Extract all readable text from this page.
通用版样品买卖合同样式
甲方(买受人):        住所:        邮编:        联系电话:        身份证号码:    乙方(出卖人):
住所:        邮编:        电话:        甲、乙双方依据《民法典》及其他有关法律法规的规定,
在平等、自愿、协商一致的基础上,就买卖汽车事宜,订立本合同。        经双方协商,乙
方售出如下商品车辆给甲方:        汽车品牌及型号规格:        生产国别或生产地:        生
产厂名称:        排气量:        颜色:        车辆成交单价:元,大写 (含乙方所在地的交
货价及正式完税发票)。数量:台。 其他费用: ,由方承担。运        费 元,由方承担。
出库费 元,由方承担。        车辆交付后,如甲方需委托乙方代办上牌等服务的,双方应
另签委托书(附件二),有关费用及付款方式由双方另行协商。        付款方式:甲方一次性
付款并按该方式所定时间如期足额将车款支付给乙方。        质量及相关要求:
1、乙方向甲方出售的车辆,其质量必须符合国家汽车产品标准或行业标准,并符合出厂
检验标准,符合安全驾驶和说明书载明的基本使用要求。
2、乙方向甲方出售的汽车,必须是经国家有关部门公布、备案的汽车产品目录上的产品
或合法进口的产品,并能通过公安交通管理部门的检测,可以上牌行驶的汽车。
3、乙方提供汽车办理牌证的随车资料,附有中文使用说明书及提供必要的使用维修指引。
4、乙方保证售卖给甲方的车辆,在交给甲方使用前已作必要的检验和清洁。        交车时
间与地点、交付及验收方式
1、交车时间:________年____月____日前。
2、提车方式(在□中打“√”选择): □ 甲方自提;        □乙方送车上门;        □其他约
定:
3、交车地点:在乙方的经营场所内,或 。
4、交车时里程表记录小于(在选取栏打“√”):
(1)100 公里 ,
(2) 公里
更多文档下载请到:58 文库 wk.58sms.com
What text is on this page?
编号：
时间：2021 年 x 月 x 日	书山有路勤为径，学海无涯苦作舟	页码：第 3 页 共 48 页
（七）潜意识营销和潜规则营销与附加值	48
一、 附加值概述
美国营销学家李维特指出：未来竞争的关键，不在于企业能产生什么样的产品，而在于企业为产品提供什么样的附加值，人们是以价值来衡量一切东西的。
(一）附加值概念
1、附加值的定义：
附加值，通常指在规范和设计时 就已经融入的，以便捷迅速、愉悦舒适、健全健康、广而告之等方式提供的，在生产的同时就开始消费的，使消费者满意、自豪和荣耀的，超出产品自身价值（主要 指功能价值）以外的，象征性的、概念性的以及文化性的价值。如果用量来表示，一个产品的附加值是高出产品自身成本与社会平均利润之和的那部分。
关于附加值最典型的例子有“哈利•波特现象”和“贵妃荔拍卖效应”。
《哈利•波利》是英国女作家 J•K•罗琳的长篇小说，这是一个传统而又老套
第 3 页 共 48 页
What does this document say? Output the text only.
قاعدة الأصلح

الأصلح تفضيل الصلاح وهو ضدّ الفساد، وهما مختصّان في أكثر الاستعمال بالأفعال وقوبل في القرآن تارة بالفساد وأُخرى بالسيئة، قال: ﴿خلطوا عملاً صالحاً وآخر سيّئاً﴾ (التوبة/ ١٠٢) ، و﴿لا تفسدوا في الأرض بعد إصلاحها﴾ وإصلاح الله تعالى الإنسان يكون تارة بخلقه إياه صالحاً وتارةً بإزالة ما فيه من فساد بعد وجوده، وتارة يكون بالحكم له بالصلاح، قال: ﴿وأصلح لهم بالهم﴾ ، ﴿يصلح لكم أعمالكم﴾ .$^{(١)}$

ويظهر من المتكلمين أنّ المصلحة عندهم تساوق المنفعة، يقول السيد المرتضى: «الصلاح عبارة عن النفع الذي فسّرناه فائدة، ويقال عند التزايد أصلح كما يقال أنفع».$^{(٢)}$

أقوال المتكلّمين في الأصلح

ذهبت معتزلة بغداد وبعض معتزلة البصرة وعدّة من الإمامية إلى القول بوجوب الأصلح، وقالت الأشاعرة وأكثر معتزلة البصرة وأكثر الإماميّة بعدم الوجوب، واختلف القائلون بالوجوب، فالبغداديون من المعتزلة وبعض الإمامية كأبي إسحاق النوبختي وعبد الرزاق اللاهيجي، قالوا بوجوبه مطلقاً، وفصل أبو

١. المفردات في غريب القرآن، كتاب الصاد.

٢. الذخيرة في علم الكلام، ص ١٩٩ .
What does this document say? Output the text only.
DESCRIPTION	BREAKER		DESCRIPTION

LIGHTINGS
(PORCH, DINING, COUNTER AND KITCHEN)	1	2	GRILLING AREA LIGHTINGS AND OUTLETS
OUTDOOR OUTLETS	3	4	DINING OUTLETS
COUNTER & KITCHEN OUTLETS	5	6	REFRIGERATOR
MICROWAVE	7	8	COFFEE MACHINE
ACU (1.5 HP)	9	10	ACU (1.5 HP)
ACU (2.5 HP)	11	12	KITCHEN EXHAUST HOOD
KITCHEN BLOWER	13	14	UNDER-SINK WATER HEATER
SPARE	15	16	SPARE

Short exercise :: Pull every line containing "COUNTER" out of the records.

Exercise response ::
(PORCH, DINING, COUNTER AND KITCHEN)	1	2	GRILLING AREA LIGHTINGS AND OUTLETS
COUNTER & KITCHEN OUTLETS	5	6	REFRIGERATOR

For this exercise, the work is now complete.